··· Dataset entries

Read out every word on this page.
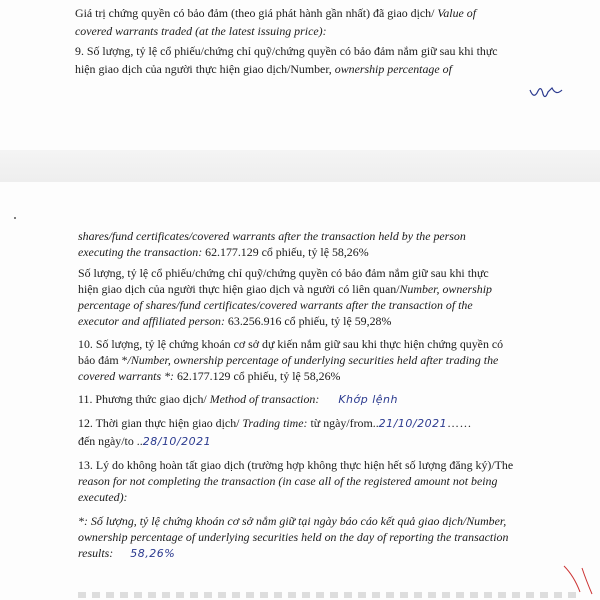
Giá trị chứng quyền có bảo đảm (theo giá phát hành gần nhất) đã giao dịch/ Value of
covered warrants traded (at the latest issuing price):
9. Số lượng, tỷ lệ cổ phiếu/chứng chỉ quỹ/chứng quyền có bảo đảm nắm giữ sau khi thực
hiện giao dịch của người thực hiện giao dịch/Number, ownership percentage of
shares/fund certificates/covered warrants after the transaction held by the person
executing the transaction: 62.177.129 cổ phiếu, tỷ lệ 58,26%
Số lượng, tỷ lệ cổ phiếu/chứng chỉ quỹ/chứng quyền có bảo đảm nắm giữ sau khi thực
hiện giao dịch của người thực hiện giao dịch và người có liên quan/Number, ownership
percentage of shares/fund certificates/covered warrants after the transaction of the
executor and affiliated person: 63.256.916 cổ phiếu, tỷ lệ 59,28%
10. Số lượng, tỷ lệ chứng khoán cơ sở dự kiến nắm giữ sau khi thực hiện chứng quyền có
bảo đảm */Number, ownership percentage of underlying securities held after trading the
covered warrants *: 62.177.129 cổ phiếu, tỷ lệ 58,26%
11. Phương thức giao dịch/ Method of transaction: Khớp lệnh
12. Thời gian thực hiện giao dịch/ Trading time: từ ngày/from..21/10/2021……
đến ngày/to ..28/10/2021
13. Lý do không hoàn tất giao dịch (trường hợp không thực hiện hết số lượng đăng ký)/The
reason for not completing the transaction (in case all of the registered amount not being
executed):
*: Số lượng, tỷ lệ chứng khoán cơ sở nắm giữ tại ngày báo cáo kết quả giao dịch/Number,
ownership percentage of underlying securities held on the day of reporting the transaction
results: 58,26%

······

Task objective ▸ Check each line above for "shares" and return the ones that have it.

Solution below ▸
shares/fund certificates/covered warrants after the transaction held by the person
percentage of shares/fund certificates/covered warrants after the transaction of the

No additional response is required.